> _REQUIREMENT_:
Look through the data below. Pick out the lines holding the string "count".

> _DATA SHOWN_:
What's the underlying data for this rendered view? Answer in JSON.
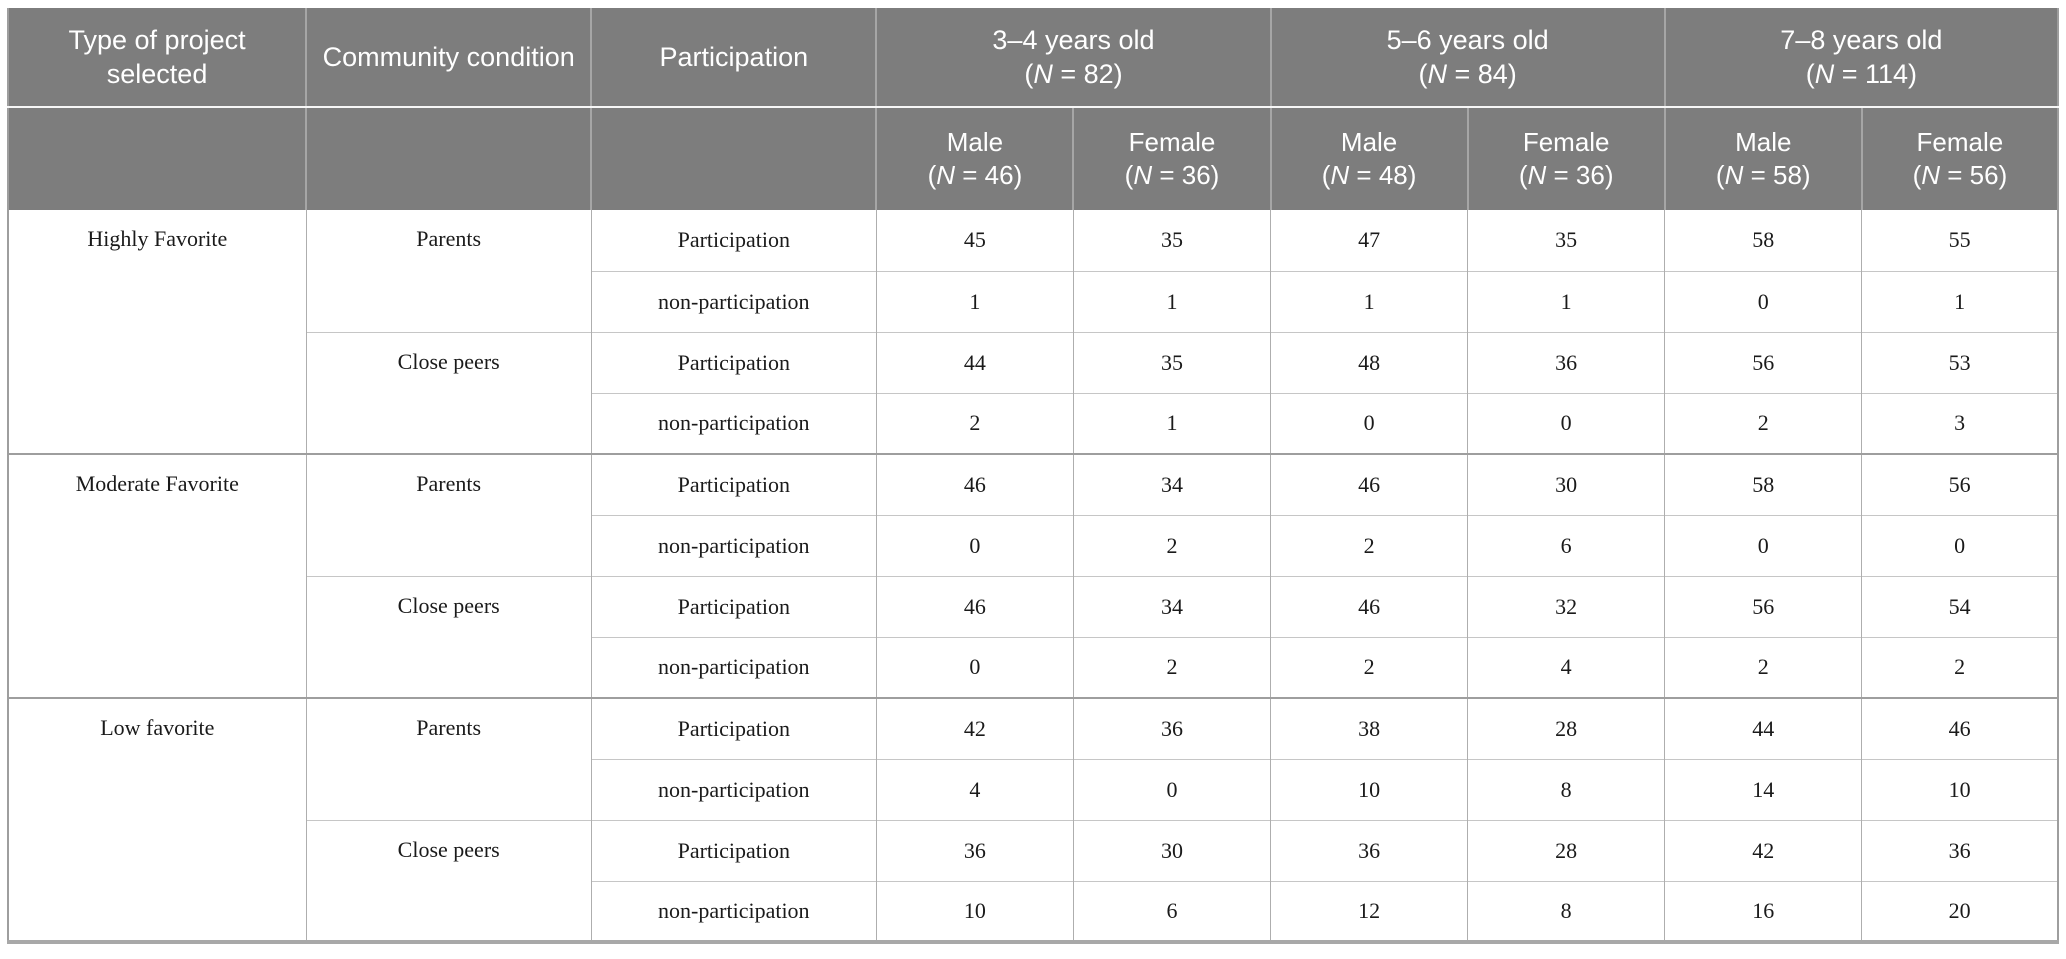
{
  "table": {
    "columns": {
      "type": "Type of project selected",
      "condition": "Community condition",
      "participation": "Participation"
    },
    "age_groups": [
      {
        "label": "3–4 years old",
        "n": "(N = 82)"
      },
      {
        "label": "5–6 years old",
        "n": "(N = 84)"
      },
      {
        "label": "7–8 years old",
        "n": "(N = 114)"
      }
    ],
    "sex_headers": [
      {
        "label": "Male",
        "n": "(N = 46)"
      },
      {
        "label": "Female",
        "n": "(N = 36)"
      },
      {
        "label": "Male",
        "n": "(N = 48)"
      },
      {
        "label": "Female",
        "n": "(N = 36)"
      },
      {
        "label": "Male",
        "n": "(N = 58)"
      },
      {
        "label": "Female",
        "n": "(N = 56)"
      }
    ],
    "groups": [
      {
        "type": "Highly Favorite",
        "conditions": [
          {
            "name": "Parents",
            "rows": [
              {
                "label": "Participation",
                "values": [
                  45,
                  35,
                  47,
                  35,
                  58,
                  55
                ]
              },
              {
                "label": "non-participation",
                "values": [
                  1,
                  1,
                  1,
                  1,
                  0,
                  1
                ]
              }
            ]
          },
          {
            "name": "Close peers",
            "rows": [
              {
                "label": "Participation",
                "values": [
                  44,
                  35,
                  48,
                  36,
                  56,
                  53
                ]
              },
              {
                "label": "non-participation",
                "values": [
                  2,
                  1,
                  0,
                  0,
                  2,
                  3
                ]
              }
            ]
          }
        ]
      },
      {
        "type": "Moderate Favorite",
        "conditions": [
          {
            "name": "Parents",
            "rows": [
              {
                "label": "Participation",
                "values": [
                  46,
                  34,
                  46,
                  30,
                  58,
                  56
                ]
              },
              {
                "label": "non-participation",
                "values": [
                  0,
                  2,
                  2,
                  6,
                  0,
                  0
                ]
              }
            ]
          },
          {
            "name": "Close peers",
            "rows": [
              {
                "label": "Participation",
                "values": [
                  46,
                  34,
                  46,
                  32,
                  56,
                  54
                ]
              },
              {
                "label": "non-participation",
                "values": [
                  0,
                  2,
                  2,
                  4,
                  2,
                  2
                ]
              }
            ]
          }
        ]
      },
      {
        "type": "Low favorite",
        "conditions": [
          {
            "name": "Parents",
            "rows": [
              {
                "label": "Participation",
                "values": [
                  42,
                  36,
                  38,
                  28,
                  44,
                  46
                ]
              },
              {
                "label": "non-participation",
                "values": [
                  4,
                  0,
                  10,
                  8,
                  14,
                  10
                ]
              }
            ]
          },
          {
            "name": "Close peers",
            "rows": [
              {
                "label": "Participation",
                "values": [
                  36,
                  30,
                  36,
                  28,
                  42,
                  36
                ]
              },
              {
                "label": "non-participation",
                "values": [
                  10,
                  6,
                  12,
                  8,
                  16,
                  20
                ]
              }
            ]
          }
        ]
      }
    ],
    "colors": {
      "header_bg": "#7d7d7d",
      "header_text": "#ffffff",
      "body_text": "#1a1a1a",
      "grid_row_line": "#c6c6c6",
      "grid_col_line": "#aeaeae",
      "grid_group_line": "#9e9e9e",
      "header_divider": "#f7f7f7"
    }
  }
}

...

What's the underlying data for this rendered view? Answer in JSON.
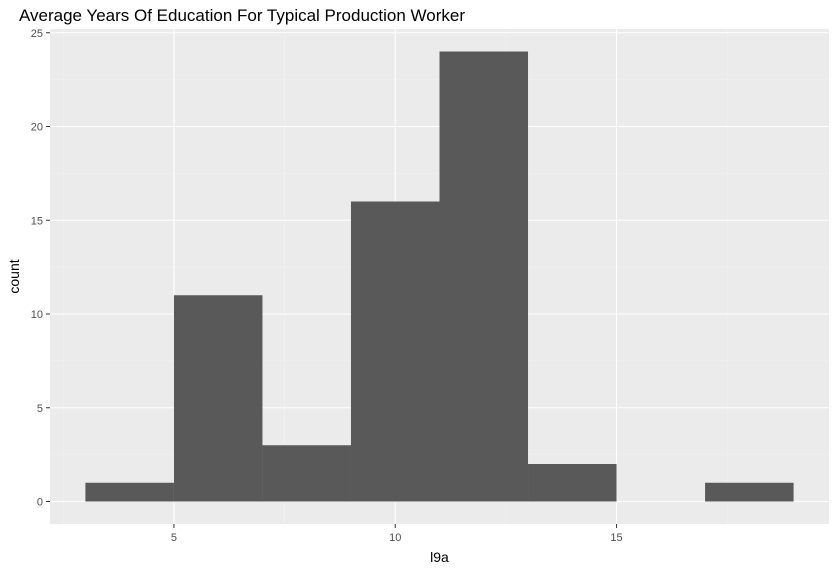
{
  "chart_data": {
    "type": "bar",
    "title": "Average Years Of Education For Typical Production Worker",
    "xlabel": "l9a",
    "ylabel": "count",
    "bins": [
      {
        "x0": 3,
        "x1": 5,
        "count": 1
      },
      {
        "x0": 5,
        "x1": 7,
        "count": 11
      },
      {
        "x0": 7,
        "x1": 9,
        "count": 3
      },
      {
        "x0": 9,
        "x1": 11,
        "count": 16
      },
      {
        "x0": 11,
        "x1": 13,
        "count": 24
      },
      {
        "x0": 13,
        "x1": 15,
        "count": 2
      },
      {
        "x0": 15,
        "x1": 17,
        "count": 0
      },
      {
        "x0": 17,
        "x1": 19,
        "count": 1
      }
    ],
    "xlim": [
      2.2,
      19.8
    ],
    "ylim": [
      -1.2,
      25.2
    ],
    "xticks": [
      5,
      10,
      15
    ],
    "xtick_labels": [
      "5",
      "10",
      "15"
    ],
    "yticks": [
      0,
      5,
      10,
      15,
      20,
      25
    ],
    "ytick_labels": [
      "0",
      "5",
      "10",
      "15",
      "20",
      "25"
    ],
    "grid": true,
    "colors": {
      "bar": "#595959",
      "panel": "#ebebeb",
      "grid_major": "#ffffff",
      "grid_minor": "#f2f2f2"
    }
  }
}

> _THE RESPONSE_:
    "ylabel": "count",
        "count": 1
        "count": 11
        "count": 3
        "count": 16
        "count": 24
        "count": 2
        "count": 0
        "count": 1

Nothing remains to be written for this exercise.